* [Aim of the task] Each entry below should be returned exactly as is, with the pictures removed.

Collected data entries
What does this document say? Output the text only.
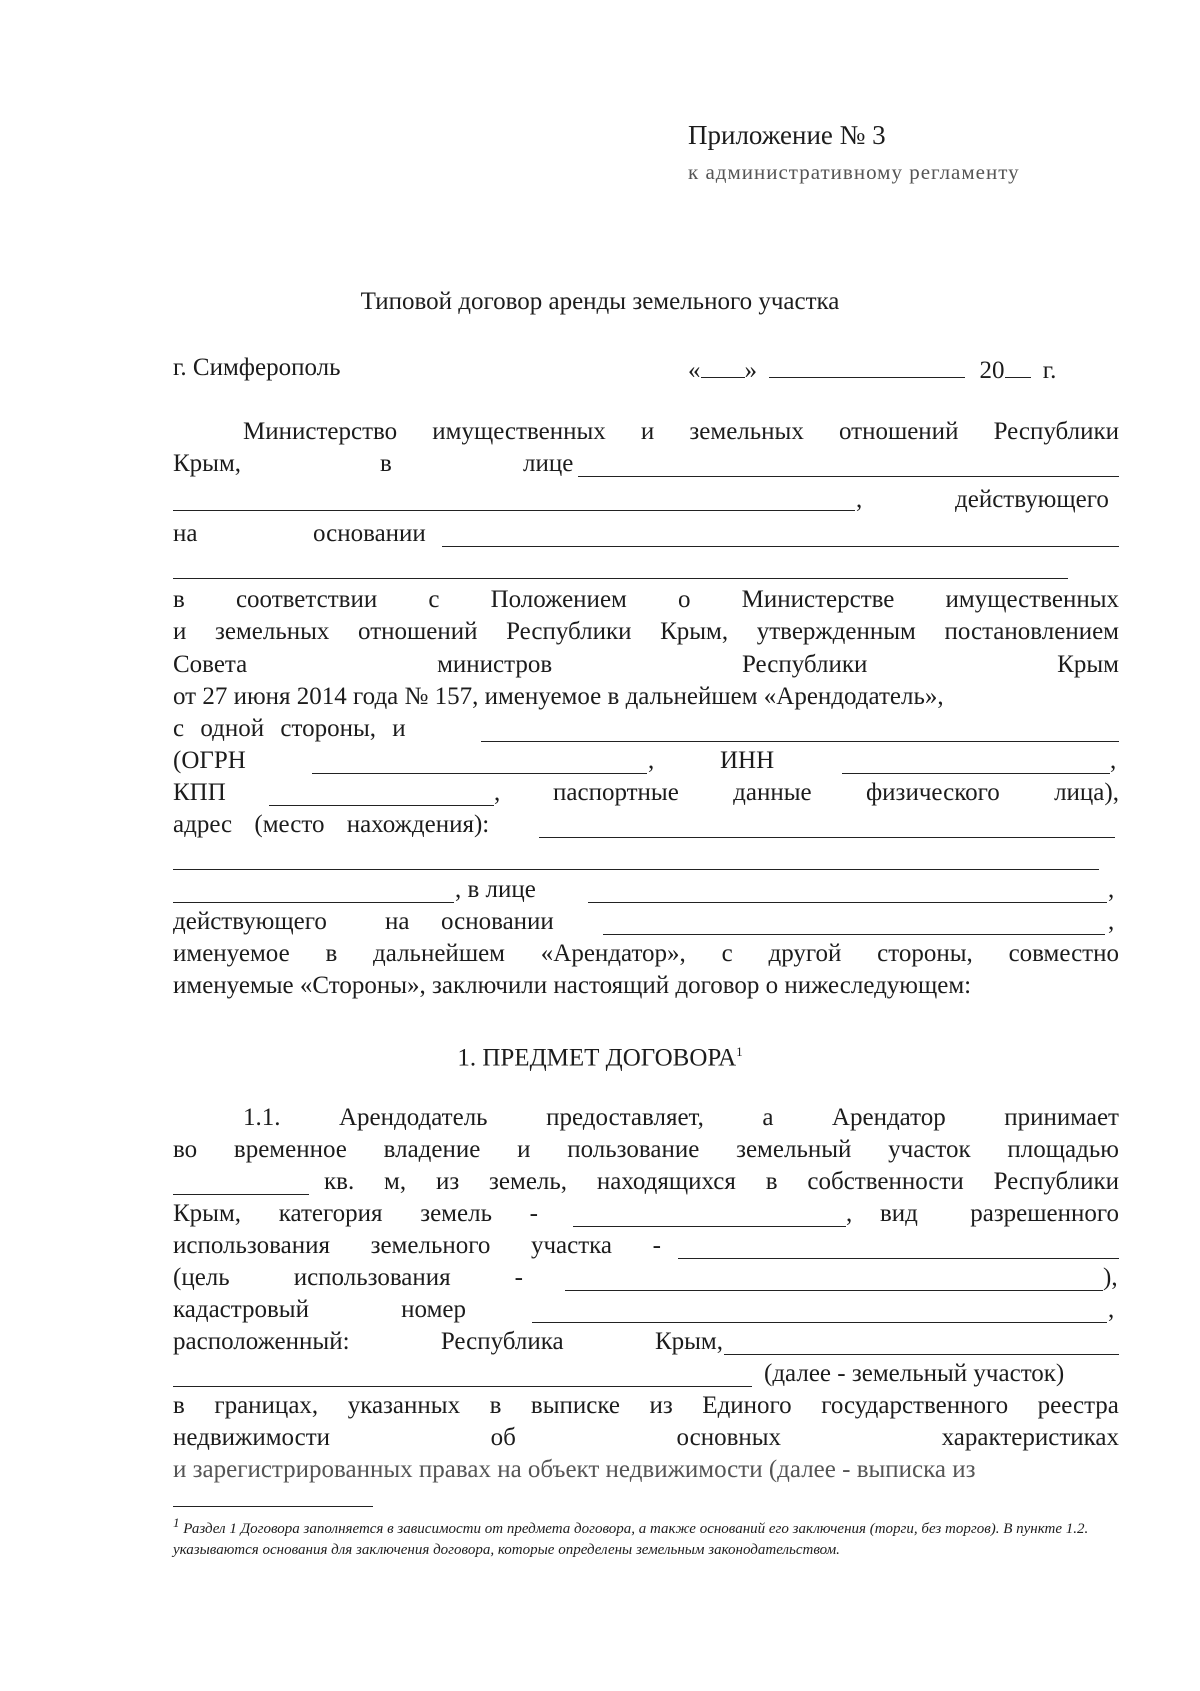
Приложение № 3
к административному регламенту
Типовой договор аренды земельного участка
г. Симферополь	« »	20 г.
Министерство имущественных и земельных отношений Республики
Крым,	в	лице
,	действующего
на	основании
в соответствии с Положением о Министерстве имущественных
и земельных отношений Республики Крым, утвержденным постановлением
Совета	министров	Республики	Крым
от 27 июня 2014 года № 157, именуемое в дальнейшем «Арендодатель»,
с одной стороны, и
(ОГРН	,	ИНН	,
КПП	, паспортные данные физического лица),
адрес (место нахождения):
, в лице	,
действующего на основании	,
именуемое в дальнейшем «Арендатор», с другой стороны, совместно
именуемые «Стороны», заключили настоящий договор о нижеследующем:
1. ПРЕДМЕТ ДОГОВОРА$^1$
1.1. Арендодатель предоставляет, а Арендатор принимает
во временное владение и пользование земельный участок площадью
кв. м, из земель, находящихся в собственности Республики
Крым, категория земель -	, вид разрешенного
использования земельного участка -
(цель	использования	-	),
кадастровый	номер	,
расположенный:	Республика	Крым,
(далее - земельный участок)
в границах, указанных в выписке из Единого государственного реестра
недвижимости	об	основных	характеристиках
и зарегистрированных правах на объект недвижимости (далее - выписка из
$^1$ Раздел 1 Договора заполняется в зависимости от предмета договора, а также оснований его заключения (торги, без торгов). В пункте 1.2. указываются основания для заключения договора, которые определены земельным законодательством.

* [Result of this task]
What does this document say? Output the text only.
Приложение № 3
к административному регламенту
Типовой договор аренды земельного участка
г. Симферополь	« »	20 г.
Министерство имущественных и земельных отношений Республики
Крым,	в	лице
,	действующего
на	основании
в соответствии с Положением о Министерстве имущественных
и земельных отношений Республики Крым, утвержденным постановлением
Совета	министров	Республики	Крым
от 27 июня 2014 года № 157, именуемое в дальнейшем «Арендодатель»,
с одной стороны, и
(ОГРН	,	ИНН	,
КПП	, паспортные данные физического лица),
адрес (место нахождения):
, в лице	,
действующего на основании	,
именуемое в дальнейшем «Арендатор», с другой стороны, совместно
именуемые «Стороны», заключили настоящий договор о нижеследующем:
1. ПРЕДМЕТ ДОГОВОРА$^1$
1.1. Арендодатель предоставляет, а Арендатор принимает
во временное владение и пользование земельный участок площадью
кв. м, из земель, находящихся в собственности Республики
Крым, категория земель -	, вид разрешенного
использования земельного участка -
(цель	использования	-	),
кадастровый	номер	,
расположенный:	Республика	Крым,
(далее - земельный участок)
в границах, указанных в выписке из Единого государственного реестра
недвижимости	об	основных	характеристиках
и зарегистрированных правах на объект недвижимости (далее - выписка из
$^1$ Раздел 1 Договора заполняется в зависимости от предмета договора, а также оснований его заключения (торги, без торгов). В пункте 1.2. указываются основания для заключения договора, которые определены земельным законодательством.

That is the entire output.